■ Stated problem
Extract every line from the records below that contains the word "Date".

::::::

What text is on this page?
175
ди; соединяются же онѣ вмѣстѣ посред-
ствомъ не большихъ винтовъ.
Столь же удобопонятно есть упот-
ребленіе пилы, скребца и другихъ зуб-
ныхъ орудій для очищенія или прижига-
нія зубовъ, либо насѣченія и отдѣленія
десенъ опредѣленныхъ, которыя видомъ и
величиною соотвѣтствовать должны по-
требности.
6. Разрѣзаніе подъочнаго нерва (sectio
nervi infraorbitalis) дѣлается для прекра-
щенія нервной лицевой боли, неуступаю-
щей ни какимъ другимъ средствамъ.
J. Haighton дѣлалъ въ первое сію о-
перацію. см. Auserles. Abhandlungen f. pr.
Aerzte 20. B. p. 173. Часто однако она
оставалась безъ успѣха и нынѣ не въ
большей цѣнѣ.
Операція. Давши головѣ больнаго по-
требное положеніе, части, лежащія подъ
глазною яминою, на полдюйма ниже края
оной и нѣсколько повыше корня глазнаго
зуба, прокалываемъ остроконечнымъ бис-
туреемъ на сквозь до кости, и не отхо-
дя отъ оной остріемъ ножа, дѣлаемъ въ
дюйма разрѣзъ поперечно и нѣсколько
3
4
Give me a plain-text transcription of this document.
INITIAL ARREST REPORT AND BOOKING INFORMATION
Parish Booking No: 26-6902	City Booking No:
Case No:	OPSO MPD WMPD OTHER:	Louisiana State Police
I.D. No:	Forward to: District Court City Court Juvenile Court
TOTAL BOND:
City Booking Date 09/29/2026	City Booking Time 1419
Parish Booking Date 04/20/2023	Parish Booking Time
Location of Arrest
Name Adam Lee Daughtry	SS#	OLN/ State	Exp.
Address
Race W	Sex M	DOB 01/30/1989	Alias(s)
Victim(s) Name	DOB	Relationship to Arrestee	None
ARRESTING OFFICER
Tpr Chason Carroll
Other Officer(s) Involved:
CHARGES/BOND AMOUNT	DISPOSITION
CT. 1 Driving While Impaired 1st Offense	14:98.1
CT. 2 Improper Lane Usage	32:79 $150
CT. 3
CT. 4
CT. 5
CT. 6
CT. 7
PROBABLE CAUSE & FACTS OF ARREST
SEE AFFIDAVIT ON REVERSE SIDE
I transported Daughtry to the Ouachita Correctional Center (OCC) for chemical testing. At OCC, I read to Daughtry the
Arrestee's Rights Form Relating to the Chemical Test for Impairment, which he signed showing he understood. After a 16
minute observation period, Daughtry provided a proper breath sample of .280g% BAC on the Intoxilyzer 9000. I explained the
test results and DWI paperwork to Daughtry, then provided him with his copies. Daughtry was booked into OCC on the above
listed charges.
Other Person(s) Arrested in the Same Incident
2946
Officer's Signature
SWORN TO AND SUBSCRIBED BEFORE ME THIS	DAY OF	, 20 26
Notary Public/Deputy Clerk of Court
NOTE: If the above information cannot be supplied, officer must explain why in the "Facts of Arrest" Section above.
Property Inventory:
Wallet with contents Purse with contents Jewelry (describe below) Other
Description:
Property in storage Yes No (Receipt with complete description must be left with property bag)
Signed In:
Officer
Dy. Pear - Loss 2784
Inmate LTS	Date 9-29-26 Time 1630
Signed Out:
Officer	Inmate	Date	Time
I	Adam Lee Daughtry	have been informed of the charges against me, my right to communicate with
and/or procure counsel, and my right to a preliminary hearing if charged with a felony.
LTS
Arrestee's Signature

::::::

■ Written solution
City Booking Date 09/29/2026	City Booking Time 1419
Parish Booking Date 04/20/2023	Parish Booking Time
Inmate LTS	Date 9-29-26 Time 1630
Officer	Inmate	Date	Time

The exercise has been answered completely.